Items from a dataset
[start]

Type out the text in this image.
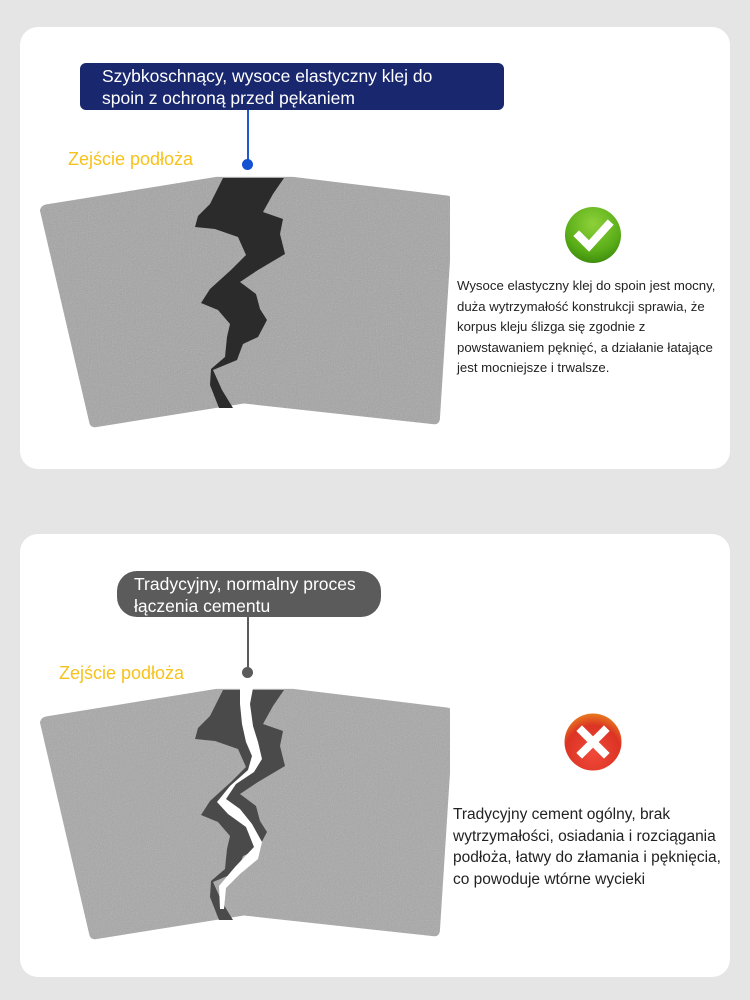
Szybkoschnący, wysoce elastyczny klej do
spoin z ochroną przed pękaniem
Zejście podłoża
Wysoce elastyczny klej do spoin jest mocny,
duża wytrzymałość konstrukcji sprawia, że
korpus kleju ślizga się zgodnie z
powstawaniem pęknięć, a działanie łatające
jest mocniejsze i trwalsze.
Tradycyjny, normalny proces
łączenia cementu
Zejście podłoża
Tradycyjny cement ogólny, brak
wytrzymałości, osiadania i rozciągania
podłoża, łatwy do złamania i pęknięcia,
co powoduje wtórne wycieki
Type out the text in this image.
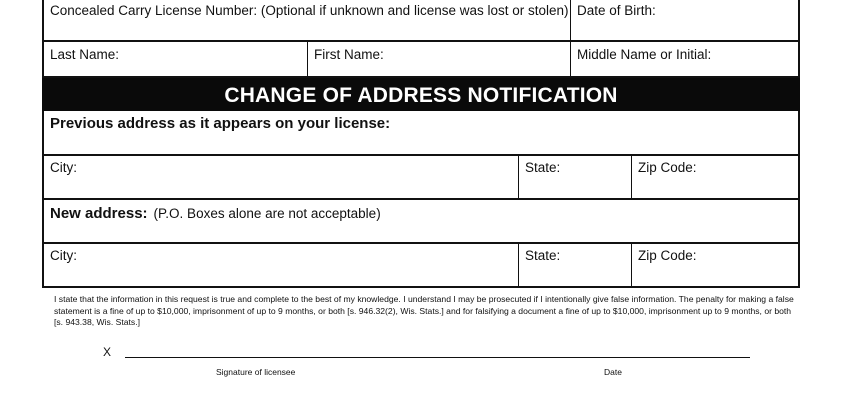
Concealed Carry License Number: (Optional if unknown and license was lost or stolen) Date of Birth:
Last Name:	First Name:	Middle Name or Initial:
CHANGE OF ADDRESS NOTIFICATION
Previous address as it appears on your license:
City:	State:	Zip Code:
New address: (P.O. Boxes alone are not acceptable)
City:	State:	Zip Code:
I state that the information in this request is true and complete to the best of my knowledge. I understand I may be prosecuted if I intentionally give false information. The penalty for making a false statement is a fine of up to $10,000, imprisonment of up to 9 months, or both [s. 946.32(2), Wis. Stats.] and for falsifying a document a fine of up to $10,000, imprisonment up to 9 months, or both [s. 943.38, Wis. Stats.]
X
Signature of licensee	Date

[end]

EXERCISE TASK:
Look through the entries and find each line that has the string "jest". Copy those lines.

WRITTEN REPLY:
Wysoce elastyczny klej do spoin jest mocny,
jest mocniejsze i trwalsze.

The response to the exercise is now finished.